Figure collection entries:
^^^^^^^^

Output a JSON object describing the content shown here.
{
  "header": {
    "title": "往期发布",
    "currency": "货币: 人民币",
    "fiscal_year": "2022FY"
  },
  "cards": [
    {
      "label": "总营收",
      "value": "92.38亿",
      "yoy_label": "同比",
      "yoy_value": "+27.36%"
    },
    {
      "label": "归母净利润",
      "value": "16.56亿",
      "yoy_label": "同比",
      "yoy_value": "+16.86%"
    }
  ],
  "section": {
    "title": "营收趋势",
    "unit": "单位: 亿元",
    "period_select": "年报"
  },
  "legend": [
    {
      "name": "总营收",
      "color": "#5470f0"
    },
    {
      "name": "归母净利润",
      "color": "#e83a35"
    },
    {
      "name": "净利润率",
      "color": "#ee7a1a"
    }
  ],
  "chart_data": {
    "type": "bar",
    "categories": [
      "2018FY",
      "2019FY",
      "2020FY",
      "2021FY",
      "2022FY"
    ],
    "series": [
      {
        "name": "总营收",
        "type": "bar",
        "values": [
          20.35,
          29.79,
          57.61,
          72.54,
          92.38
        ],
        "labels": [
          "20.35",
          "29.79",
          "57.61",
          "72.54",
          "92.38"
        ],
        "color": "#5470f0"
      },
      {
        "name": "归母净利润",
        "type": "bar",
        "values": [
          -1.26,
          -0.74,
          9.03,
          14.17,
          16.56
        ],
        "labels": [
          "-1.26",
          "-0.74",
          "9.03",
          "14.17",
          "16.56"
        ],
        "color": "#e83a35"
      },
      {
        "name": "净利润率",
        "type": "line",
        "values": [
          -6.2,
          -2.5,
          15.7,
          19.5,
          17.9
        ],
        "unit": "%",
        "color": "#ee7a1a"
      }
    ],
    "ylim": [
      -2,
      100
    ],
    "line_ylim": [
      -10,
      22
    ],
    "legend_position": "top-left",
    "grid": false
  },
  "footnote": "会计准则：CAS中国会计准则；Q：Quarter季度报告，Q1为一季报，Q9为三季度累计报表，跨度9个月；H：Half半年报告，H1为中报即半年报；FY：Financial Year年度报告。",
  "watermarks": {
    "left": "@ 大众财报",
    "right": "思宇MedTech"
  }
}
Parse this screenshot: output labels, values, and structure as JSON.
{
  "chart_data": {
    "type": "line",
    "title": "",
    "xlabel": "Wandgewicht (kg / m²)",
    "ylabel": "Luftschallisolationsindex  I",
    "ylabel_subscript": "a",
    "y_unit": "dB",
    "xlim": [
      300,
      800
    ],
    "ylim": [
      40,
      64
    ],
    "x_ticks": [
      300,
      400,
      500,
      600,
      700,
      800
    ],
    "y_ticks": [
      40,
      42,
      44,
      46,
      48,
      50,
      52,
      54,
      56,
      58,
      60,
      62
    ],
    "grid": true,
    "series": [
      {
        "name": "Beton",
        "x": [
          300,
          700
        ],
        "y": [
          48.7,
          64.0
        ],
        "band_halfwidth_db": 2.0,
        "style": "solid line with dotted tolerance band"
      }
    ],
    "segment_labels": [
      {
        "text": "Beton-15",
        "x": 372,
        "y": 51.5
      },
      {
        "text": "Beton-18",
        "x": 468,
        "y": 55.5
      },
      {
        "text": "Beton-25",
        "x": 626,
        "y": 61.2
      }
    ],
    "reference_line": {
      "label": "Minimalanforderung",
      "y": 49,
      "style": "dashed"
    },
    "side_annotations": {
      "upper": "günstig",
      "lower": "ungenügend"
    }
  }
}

^^^^^^^^

▶ [YOUR OBJECTIVE]: Set all of the records down again, exactly as they stand.

▶ [RESULT OF THE TASK]:
Output a JSON object describing the content shown here.
{
  "header": {
    "title": "往期发布",
    "currency": "货币: 人民币",
    "fiscal_year": "2022FY"
  },
  "cards": [
    {
      "label": "总营收",
      "value": "92.38亿",
      "yoy_label": "同比",
      "yoy_value": "+27.36%"
    },
    {
      "label": "归母净利润",
      "value": "16.56亿",
      "yoy_label": "同比",
      "yoy_value": "+16.86%"
    }
  ],
  "section": {
    "title": "营收趋势",
    "unit": "单位: 亿元",
    "period_select": "年报"
  },
  "legend": [
    {
      "name": "总营收",
      "color": "#5470f0"
    },
    {
      "name": "归母净利润",
      "color": "#e83a35"
    },
    {
      "name": "净利润率",
      "color": "#ee7a1a"
    }
  ],
  "chart_data": {
    "type": "bar",
    "categories": [
      "2018FY",
      "2019FY",
      "2020FY",
      "2021FY",
      "2022FY"
    ],
    "series": [
      {
        "name": "总营收",
        "type": "bar",
        "values": [
          20.35,
          29.79,
          57.61,
          72.54,
          92.38
        ],
        "labels": [
          "20.35",
          "29.79",
          "57.61",
          "72.54",
          "92.38"
        ],
        "color": "#5470f0"
      },
      {
        "name": "归母净利润",
        "type": "bar",
        "values": [
          -1.26,
          -0.74,
          9.03,
          14.17,
          16.56
        ],
        "labels": [
          "-1.26",
          "-0.74",
          "9.03",
          "14.17",
          "16.56"
        ],
        "color": "#e83a35"
      },
      {
        "name": "净利润率",
        "type": "line",
        "values": [
          -6.2,
          -2.5,
          15.7,
          19.5,
          17.9
        ],
        "unit": "%",
        "color": "#ee7a1a"
      }
    ],
    "ylim": [
      -2,
      100
    ],
    "line_ylim": [
      -10,
      22
    ],
    "legend_position": "top-left",
    "grid": false
  },
  "footnote": "会计准则：CAS中国会计准则；Q：Quarter季度报告，Q1为一季报，Q9为三季度累计报表，跨度9个月；H：Half半年报告，H1为中报即半年报；FY：Financial Year年度报告。",
  "watermarks": {
    "left": "@ 大众财报",
    "right": "思宇MedTech"
  }
}
Parse this screenshot: output labels, values, and structure as JSON.
{
  "chart_data": {
    "type": "line",
    "title": "",
    "xlabel": "Wandgewicht (kg / m²)",
    "ylabel": "Luftschallisolationsindex  I",
    "ylabel_subscript": "a",
    "y_unit": "dB",
    "xlim": [
      300,
      800
    ],
    "ylim": [
      40,
      64
    ],
    "x_ticks": [
      300,
      400,
      500,
      600,
      700,
      800
    ],
    "y_ticks": [
      40,
      42,
      44,
      46,
      48,
      50,
      52,
      54,
      56,
      58,
      60,
      62
    ],
    "grid": true,
    "series": [
      {
        "name": "Beton",
        "x": [
          300,
          700
        ],
        "y": [
          48.7,
          64.0
        ],
        "band_halfwidth_db": 2.0,
        "style": "solid line with dotted tolerance band"
      }
    ],
    "segment_labels": [
      {
        "text": "Beton-15",
        "x": 372,
        "y": 51.5
      },
      {
        "text": "Beton-18",
        "x": 468,
        "y": 55.5
      },
      {
        "text": "Beton-25",
        "x": 626,
        "y": 61.2
      }
    ],
    "reference_line": {
      "label": "Minimalanforderung",
      "y": 49,
      "style": "dashed"
    },
    "side_annotations": {
      "upper": "günstig",
      "lower": "ungenügend"
    }
  }
}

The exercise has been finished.